Stored entries:
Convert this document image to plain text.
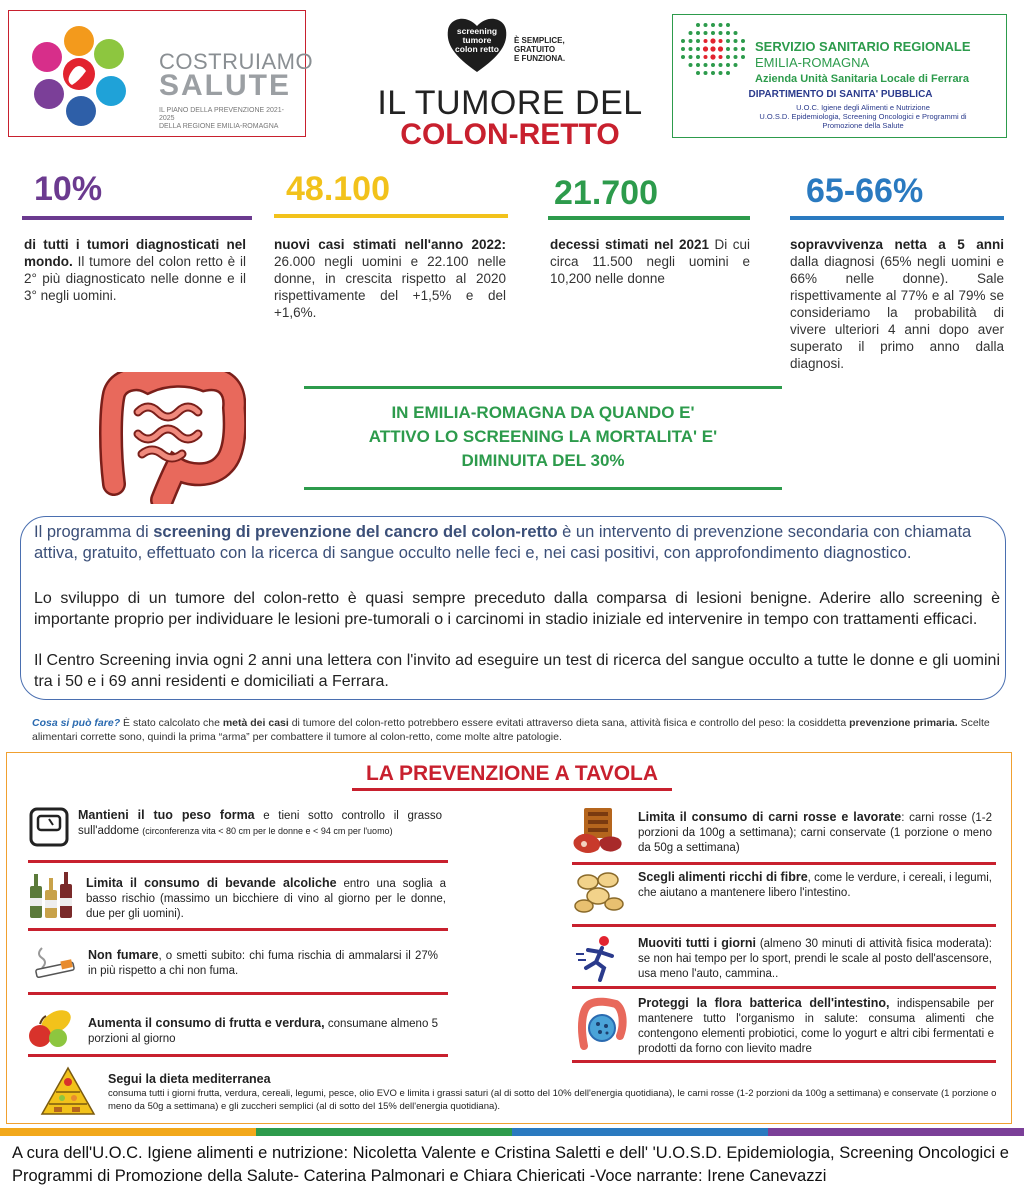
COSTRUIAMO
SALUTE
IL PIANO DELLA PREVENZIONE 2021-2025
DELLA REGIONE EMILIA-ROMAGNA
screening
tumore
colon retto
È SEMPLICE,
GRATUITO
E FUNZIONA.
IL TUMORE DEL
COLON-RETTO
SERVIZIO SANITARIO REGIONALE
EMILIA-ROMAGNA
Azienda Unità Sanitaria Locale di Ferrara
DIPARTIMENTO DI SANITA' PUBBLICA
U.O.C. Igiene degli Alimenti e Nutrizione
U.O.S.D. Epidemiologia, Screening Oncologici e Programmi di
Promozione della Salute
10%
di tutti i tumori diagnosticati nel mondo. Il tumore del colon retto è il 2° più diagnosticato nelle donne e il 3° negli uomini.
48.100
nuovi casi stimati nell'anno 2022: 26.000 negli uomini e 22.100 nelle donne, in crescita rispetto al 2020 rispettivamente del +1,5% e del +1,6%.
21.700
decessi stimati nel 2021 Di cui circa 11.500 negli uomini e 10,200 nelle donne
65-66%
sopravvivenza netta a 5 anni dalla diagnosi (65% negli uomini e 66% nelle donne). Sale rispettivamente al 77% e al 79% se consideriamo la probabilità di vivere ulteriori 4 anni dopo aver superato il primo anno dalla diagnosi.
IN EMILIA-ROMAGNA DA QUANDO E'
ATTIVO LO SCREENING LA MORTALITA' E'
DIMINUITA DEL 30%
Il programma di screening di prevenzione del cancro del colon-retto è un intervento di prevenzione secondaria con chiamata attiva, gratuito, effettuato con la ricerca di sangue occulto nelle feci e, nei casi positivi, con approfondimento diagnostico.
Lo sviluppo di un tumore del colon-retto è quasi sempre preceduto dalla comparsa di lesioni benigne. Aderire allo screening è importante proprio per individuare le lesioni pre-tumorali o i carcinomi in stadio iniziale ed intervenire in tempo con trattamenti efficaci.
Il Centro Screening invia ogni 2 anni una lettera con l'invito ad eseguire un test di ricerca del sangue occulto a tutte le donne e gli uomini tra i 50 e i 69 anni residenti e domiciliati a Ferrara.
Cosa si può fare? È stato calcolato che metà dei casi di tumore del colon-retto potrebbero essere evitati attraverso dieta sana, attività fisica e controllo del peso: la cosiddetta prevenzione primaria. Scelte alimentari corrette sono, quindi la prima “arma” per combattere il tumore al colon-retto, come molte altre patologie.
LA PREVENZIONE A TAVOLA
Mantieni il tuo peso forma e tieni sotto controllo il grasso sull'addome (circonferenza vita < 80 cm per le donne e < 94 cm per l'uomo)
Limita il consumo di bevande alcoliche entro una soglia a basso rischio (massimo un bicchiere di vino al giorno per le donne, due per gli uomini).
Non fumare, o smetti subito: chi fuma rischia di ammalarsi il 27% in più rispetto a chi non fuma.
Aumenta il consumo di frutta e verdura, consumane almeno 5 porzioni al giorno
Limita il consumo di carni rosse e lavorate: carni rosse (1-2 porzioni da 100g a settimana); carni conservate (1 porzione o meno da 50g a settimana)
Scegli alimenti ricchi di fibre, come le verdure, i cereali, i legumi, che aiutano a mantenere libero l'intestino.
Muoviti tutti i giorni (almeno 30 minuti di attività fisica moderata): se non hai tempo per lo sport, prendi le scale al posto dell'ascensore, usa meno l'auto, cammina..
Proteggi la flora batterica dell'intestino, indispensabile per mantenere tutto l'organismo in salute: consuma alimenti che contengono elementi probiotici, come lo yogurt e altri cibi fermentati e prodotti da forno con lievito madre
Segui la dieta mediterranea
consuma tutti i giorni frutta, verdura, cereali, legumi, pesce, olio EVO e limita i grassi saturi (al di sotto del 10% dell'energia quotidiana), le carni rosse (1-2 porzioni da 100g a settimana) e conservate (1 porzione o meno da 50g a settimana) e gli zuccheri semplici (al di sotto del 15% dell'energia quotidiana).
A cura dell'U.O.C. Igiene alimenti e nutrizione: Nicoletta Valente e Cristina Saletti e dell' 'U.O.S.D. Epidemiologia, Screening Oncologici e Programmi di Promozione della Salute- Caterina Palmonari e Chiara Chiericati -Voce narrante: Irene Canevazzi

- Exercise aim -
Copy each line of the data that contains the word "legumi", leaving the other lines out.

- Task output -
Scegli alimenti ricchi di fibre, come le verdure, i cereali, i legumi, che aiutano a mantenere libero l'intestino.
consuma tutti i giorni frutta, verdura, cereali, legumi, pesce, olio EVO e limita i grassi saturi (al di sotto del 10% dell'energia quotidiana), le carni rosse (1-2 porzioni da 100g a settimana) e conservate (1 porzione o meno da 50g a settimana) e gli zuccheri semplici (al di sotto del 15% dell'energia quotidiana).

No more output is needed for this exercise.